Directions.
1: Answer these questions about the Latin hypercube sampling tutorial, one line per answer, marked as shown:
(a) In which module is the latinHypercubeSampling function located?
(b) What value is passed for lhs_type when the combinations are created?
(c) What string is assigned to saveName?
2: Carry on the Latin hypercube sampling tutorial from the point where it stops.

Provided passage.
------------------------------------------------------------

We need to follow a similar procedure to that of Section 2.2. There are some additional steps we need to take:
* We have a lot more parameters to handle in the lhs_instructions list
* We need to read in whether we want a constant, integer, float, or categorical sampling for each parameter

A function has been developed to handle these additional complexities. It is located in *src/sampling* and called *latinHypercubeSampling*. You should notice it looks similar to what we had done before, but you will notice if statements on the type of variable we are working with.

In [None]:
from src.sampling import latinHypercubeSampling

Creating a list of combinations is as simple as passing the parameters dictionary to the latinHypercubeSampling function. Let's create a sample of 100 samples

In [None]:
n_simulations = 1000

# Create a list of combinations of parameters stored in a dataframe format
combinations = latinHypercubeSampling(parameters, n_simulations, lhs_type = "classic", criterion = None)
print (combinations.head(10))


Now we will save the resulting dataframe

In [None]:
saveName = "Exercise_7C"
# Save the combinations as a csv
savePath = Path("outputs", "combinations", f"combinations_{saveName}.csv")
combinations.to_csv(savePath)
print (f"Combinations file saved to {savePath}.")

### 3.3 Analysis

It is challenging to visualize the results of a problem with so many dimensions. But we can compare two variables directly. I have chosen the a real value (ach_50) and a categorical (wallInsulationThickness) to analyse the latin hypercube distribution.

In [None]:
fig, ax = plt.subplots()

ax.scatter (combinations["ach_50"], combinations["slabInsulationThickness"])

ax.set_xlabel("ach_50")
ax.set_ylabel("wallInsulationThickness")

# Format the x and y axis ticks
x_ticks = np.arange(1, 10.1, 1)

------------------------------------------------------------

Provided records.
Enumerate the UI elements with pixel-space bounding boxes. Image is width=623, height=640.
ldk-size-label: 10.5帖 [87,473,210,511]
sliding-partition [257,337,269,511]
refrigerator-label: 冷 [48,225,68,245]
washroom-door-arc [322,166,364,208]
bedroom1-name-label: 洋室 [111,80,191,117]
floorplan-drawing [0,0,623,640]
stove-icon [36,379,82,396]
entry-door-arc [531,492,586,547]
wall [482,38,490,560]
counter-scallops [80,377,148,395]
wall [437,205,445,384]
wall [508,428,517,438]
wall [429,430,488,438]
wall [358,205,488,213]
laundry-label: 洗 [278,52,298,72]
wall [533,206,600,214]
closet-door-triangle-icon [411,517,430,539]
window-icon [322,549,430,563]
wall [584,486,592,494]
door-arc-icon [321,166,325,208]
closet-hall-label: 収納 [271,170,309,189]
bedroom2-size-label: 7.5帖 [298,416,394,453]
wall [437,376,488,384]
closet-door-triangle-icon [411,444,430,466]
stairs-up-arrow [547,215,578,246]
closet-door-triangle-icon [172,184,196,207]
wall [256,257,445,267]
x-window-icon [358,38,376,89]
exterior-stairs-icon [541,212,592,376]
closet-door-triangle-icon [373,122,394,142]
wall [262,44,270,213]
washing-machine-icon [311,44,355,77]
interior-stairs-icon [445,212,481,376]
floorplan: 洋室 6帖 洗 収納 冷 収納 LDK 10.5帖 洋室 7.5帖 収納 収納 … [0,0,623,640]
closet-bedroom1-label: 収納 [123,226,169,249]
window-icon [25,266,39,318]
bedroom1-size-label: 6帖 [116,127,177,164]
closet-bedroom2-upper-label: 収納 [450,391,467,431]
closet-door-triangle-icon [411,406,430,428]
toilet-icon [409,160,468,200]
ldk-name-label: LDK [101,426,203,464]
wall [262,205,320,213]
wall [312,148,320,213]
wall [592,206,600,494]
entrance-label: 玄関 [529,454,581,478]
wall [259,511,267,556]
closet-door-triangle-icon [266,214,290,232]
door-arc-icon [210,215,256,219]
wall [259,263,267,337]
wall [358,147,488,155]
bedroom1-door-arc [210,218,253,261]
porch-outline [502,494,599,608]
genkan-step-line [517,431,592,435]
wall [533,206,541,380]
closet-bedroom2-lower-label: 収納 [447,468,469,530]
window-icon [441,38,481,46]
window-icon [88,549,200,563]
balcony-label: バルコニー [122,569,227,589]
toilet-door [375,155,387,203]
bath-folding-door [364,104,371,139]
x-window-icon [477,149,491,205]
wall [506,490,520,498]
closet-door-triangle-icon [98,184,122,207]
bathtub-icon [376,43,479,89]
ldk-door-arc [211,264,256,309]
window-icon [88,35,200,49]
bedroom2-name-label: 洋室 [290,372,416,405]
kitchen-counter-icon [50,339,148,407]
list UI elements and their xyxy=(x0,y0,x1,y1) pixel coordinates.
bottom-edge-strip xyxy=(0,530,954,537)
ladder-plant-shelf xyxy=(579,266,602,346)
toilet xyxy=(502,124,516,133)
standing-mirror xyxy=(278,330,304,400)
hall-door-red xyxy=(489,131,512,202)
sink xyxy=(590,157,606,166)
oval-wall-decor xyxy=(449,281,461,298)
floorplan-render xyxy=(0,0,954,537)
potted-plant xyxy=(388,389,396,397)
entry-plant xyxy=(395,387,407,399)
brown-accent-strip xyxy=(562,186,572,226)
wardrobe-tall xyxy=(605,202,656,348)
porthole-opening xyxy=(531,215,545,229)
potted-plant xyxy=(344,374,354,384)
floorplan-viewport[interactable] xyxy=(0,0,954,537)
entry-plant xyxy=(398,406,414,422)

------------------------------------------------------------

Final results.
1:
(a) src/sampling
(b) "classic"
(c) "Exercise_7C"

2:
y_ticks = np.arange(0, 0.101, 0.025)
ax.set_xticks (x_ticks)
ax.set_yticks (y_ticks)

ax.set_xlim(0.8, 10.2) # Can leave a small buffer (of 1/5) on either side of the x-axis so dots are displayed entirely
ax.set_ylim(-0.004, 0.104)

# Add a grid to help us interpolate the values on the plot
ax.grid(linestyle = ":", color = "gray", linewidth = 0.4)

plt.show()

Results will vary. The continuous values should be evenly distributed along the x-axis. The categorical values should will be isolated to their given discrete values. They should be evenly distributed among the 5 values. Check by getting the value counts of each slabInsulation item:

In [None]:
combinations["slabInsulationThickness"].value_counts()

<span style="color:lime;"> Is this the expected result and why? </span>

## 4. Summary

* You will have learned to generate multi-variable latin hypercube sampling of integer, float, and categorical values.
* This sampling can be used to generate the combinations file that can be used for the weighted sum method of your coursework.
* Remember that the simulation parameters file used here is for demonstration purposes. It is up to you to review whether the value ranges and variable types are appropriate.